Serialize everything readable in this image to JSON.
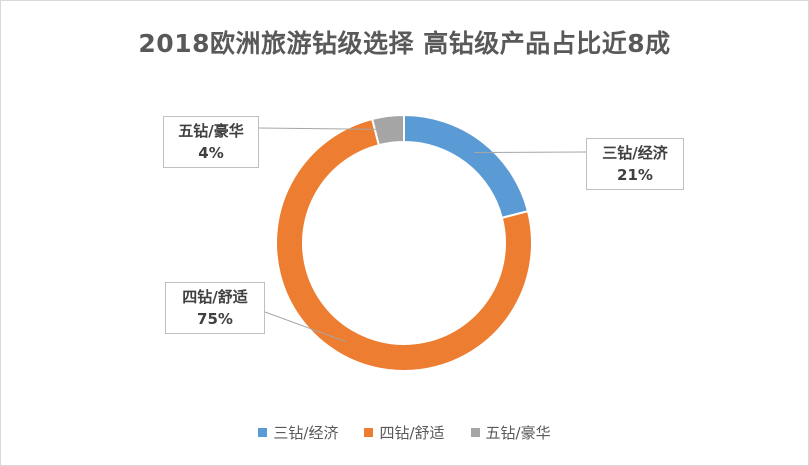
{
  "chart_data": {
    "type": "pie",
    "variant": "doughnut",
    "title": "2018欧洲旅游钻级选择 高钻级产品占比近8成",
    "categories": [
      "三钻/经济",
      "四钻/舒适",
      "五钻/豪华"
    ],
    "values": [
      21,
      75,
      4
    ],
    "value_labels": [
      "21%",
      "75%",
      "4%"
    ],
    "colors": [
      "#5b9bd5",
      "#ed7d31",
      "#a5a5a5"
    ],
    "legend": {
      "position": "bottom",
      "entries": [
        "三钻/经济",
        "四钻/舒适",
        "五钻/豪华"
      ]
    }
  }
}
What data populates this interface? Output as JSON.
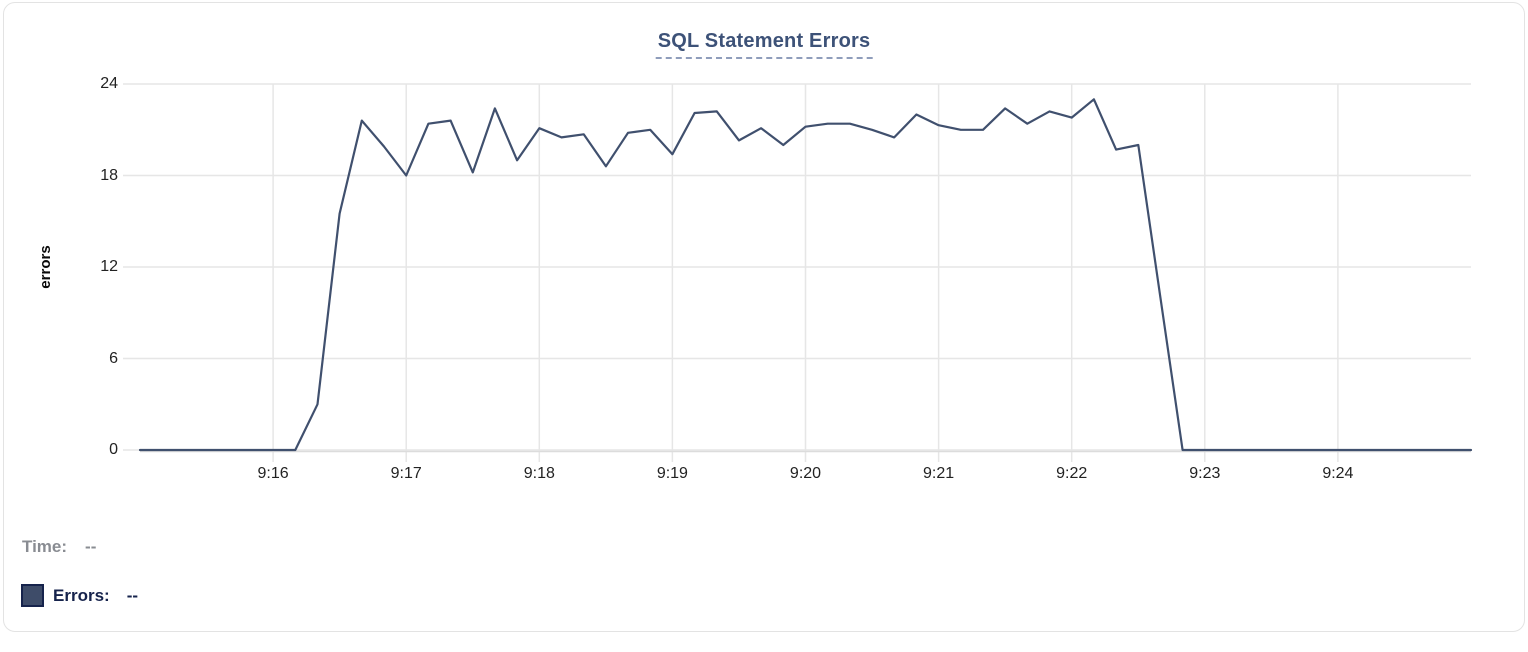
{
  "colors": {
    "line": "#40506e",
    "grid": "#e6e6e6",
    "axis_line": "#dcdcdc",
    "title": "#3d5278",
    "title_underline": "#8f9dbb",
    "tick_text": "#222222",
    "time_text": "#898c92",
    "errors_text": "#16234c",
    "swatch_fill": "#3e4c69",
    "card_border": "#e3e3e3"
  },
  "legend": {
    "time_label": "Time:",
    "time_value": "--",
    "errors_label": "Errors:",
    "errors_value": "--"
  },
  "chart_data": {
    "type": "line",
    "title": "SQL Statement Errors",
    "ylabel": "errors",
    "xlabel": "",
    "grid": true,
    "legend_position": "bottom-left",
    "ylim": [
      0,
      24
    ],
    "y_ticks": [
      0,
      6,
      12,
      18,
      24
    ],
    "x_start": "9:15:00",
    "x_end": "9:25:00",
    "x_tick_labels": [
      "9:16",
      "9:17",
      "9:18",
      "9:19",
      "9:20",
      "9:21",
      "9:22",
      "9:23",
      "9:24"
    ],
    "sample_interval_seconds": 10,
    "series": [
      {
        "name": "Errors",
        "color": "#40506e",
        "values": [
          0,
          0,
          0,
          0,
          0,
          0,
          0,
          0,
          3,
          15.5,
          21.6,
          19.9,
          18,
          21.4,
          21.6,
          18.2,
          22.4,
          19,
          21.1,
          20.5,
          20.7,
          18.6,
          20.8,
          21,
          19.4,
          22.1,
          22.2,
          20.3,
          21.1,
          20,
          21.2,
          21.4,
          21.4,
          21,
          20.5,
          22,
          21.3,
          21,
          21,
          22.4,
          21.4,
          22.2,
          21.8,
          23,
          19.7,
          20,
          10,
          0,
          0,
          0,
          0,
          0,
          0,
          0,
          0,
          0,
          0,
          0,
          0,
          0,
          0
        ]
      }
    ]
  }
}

WHAT YOU NEED TO DO
Leave out every picture and copy the rest of the records exactly.

THE OUTPUT
Serialize everything readable in this image to JSON.
{
  "chart_data": {
    "type": "pie",
    "variant": "doughnut",
    "title": "2018欧洲旅游钻级选择 高钻级产品占比近8成",
    "categories": [
      "三钻/经济",
      "四钻/舒适",
      "五钻/豪华"
    ],
    "values": [
      21,
      75,
      4
    ],
    "value_labels": [
      "21%",
      "75%",
      "4%"
    ],
    "colors": [
      "#5b9bd5",
      "#ed7d31",
      "#a5a5a5"
    ],
    "legend": {
      "position": "bottom",
      "entries": [
        "三钻/经济",
        "四钻/舒适",
        "五钻/豪华"
      ]
    }
  }
}
What data populates this interface? Output as JSON.
{
  "colors": {
    "line": "#40506e",
    "grid": "#e6e6e6",
    "axis_line": "#dcdcdc",
    "title": "#3d5278",
    "title_underline": "#8f9dbb",
    "tick_text": "#222222",
    "time_text": "#898c92",
    "errors_text": "#16234c",
    "swatch_fill": "#3e4c69",
    "card_border": "#e3e3e3"
  },
  "legend": {
    "time_label": "Time:",
    "time_value": "--",
    "errors_label": "Errors:",
    "errors_value": "--"
  },
  "chart_data": {
    "type": "line",
    "title": "SQL Statement Errors",
    "ylabel": "errors",
    "xlabel": "",
    "grid": true,
    "legend_position": "bottom-left",
    "ylim": [
      0,
      24
    ],
    "y_ticks": [
      0,
      6,
      12,
      18,
      24
    ],
    "x_start": "9:15:00",
    "x_end": "9:25:00",
    "x_tick_labels": [
      "9:16",
      "9:17",
      "9:18",
      "9:19",
      "9:20",
      "9:21",
      "9:22",
      "9:23",
      "9:24"
    ],
    "sample_interval_seconds": 10,
    "series": [
      {
        "name": "Errors",
        "color": "#40506e",
        "values": [
          0,
          0,
          0,
          0,
          0,
          0,
          0,
          0,
          3,
          15.5,
          21.6,
          19.9,
          18,
          21.4,
          21.6,
          18.2,
          22.4,
          19,
          21.1,
          20.5,
          20.7,
          18.6,
          20.8,
          21,
          19.4,
          22.1,
          22.2,
          20.3,
          21.1,
          20,
          21.2,
          21.4,
          21.4,
          21,
          20.5,
          22,
          21.3,
          21,
          21,
          22.4,
          21.4,
          22.2,
          21.8,
          23,
          19.7,
          20,
          10,
          0,
          0,
          0,
          0,
          0,
          0,
          0,
          0,
          0,
          0,
          0,
          0,
          0,
          0
        ]
      }
    ]
  }
}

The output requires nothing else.